— START Material —
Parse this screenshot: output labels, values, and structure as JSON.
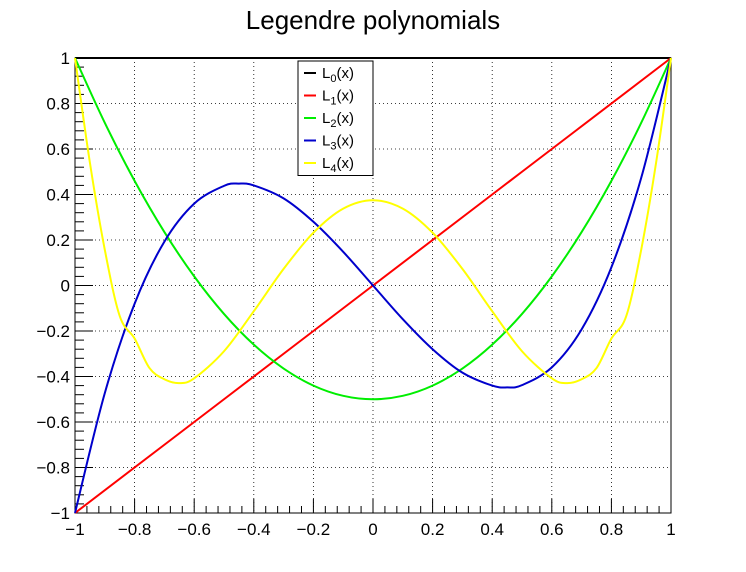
{
  "chart_data": {
    "type": "line",
    "title": "Legendre polynomials",
    "xlabel": "",
    "ylabel": "",
    "xlim": [
      -1,
      1
    ],
    "ylim": [
      -1,
      1
    ],
    "x_ticks": [
      -1,
      -0.8,
      -0.6,
      -0.4,
      -0.2,
      0,
      0.2,
      0.4,
      0.6,
      0.8,
      1
    ],
    "x_tick_labels": [
      "−1",
      "−0.8",
      "−0.6",
      "−0.4",
      "−0.2",
      "0",
      "0.2",
      "0.4",
      "0.6",
      "0.8",
      "1"
    ],
    "y_ticks": [
      -1,
      -0.8,
      -0.6,
      -0.4,
      -0.2,
      0,
      0.2,
      0.4,
      0.6,
      0.8,
      1
    ],
    "y_tick_labels": [
      "−1",
      "−0.8",
      "−0.6",
      "−0.4",
      "−0.2",
      "0",
      "0.2",
      "0.4",
      "0.6",
      "0.8",
      "1"
    ],
    "grid": true,
    "grid_style": "dotted",
    "legend_position": "top-center",
    "series": [
      {
        "name": "L_0(x)",
        "label_base": "L",
        "label_sub": "0",
        "label_suffix": "(x)",
        "color": "#000000",
        "x": [
          -1,
          1
        ],
        "y": [
          1,
          1
        ]
      },
      {
        "name": "L_1(x)",
        "label_base": "L",
        "label_sub": "1",
        "label_suffix": "(x)",
        "color": "#ff0000",
        "x": [
          -1,
          -0.5,
          0,
          0.5,
          1
        ],
        "y": [
          -1,
          -0.5,
          0,
          0.5,
          1
        ]
      },
      {
        "name": "L_2(x)",
        "label_base": "L",
        "label_sub": "2",
        "label_suffix": "(x)",
        "color": "#00ee00",
        "x": [
          -1,
          -0.9,
          -0.8,
          -0.7,
          -0.6,
          -0.5,
          -0.4,
          -0.3,
          -0.2,
          -0.1,
          0,
          0.1,
          0.2,
          0.3,
          0.4,
          0.5,
          0.6,
          0.7,
          0.8,
          0.9,
          1
        ],
        "y": [
          1,
          0.715,
          0.46,
          0.235,
          0.04,
          -0.125,
          -0.26,
          -0.365,
          -0.44,
          -0.485,
          -0.5,
          -0.485,
          -0.44,
          -0.365,
          -0.26,
          -0.125,
          0.04,
          0.235,
          0.46,
          0.715,
          1
        ]
      },
      {
        "name": "L_3(x)",
        "label_base": "L",
        "label_sub": "3",
        "label_suffix": "(x)",
        "color": "#0000cc",
        "x": [
          -1,
          -0.9,
          -0.8,
          -0.7,
          -0.6,
          -0.5,
          -0.45,
          -0.4,
          -0.3,
          -0.2,
          -0.1,
          0,
          0.1,
          0.2,
          0.3,
          0.4,
          0.45,
          0.5,
          0.6,
          0.7,
          0.8,
          0.9,
          1
        ],
        "y": [
          -1,
          -0.473,
          -0.08,
          0.193,
          0.36,
          0.438,
          0.448,
          0.44,
          0.383,
          0.28,
          0.148,
          0,
          -0.148,
          -0.28,
          -0.383,
          -0.44,
          -0.448,
          -0.438,
          -0.36,
          -0.193,
          0.08,
          0.473,
          1
        ]
      },
      {
        "name": "L_4(x)",
        "label_base": "L",
        "label_sub": "4",
        "label_suffix": "(x)",
        "color": "#ffff00",
        "x": [
          -1,
          -0.95,
          -0.9,
          -0.85,
          -0.8,
          -0.75,
          -0.7,
          -0.65,
          -0.6,
          -0.5,
          -0.4,
          -0.3,
          -0.2,
          -0.1,
          0,
          0.1,
          0.2,
          0.3,
          0.4,
          0.5,
          0.6,
          0.65,
          0.7,
          0.75,
          0.8,
          0.85,
          0.9,
          0.95,
          1
        ],
        "y": [
          1,
          0.54,
          0.157,
          -0.134,
          -0.233,
          -0.363,
          -0.412,
          -0.429,
          -0.408,
          -0.289,
          -0.113,
          0.073,
          0.232,
          0.338,
          0.375,
          0.338,
          0.232,
          0.073,
          -0.113,
          -0.289,
          -0.408,
          -0.429,
          -0.412,
          -0.363,
          -0.233,
          -0.134,
          0.157,
          0.54,
          1
        ]
      }
    ]
  }
}
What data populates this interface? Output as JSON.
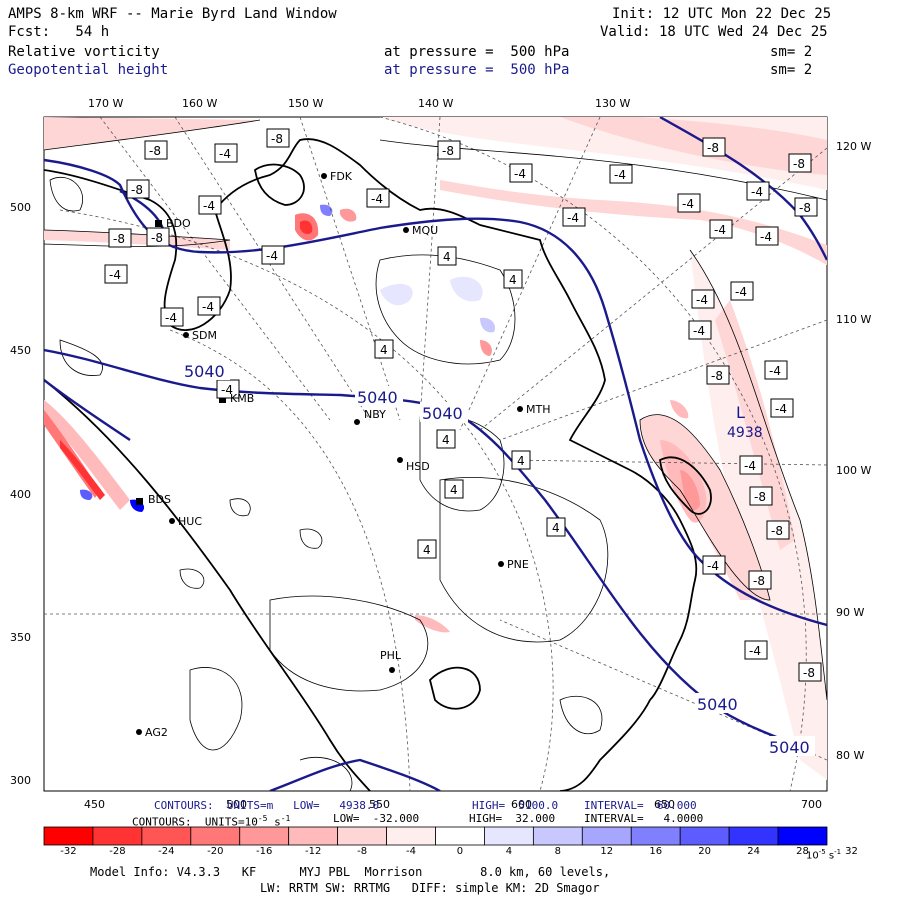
— END Material —
▸ The problem
Search the lines for the word "this" and report how many contain it, by number only.

▸ Exercise answer
2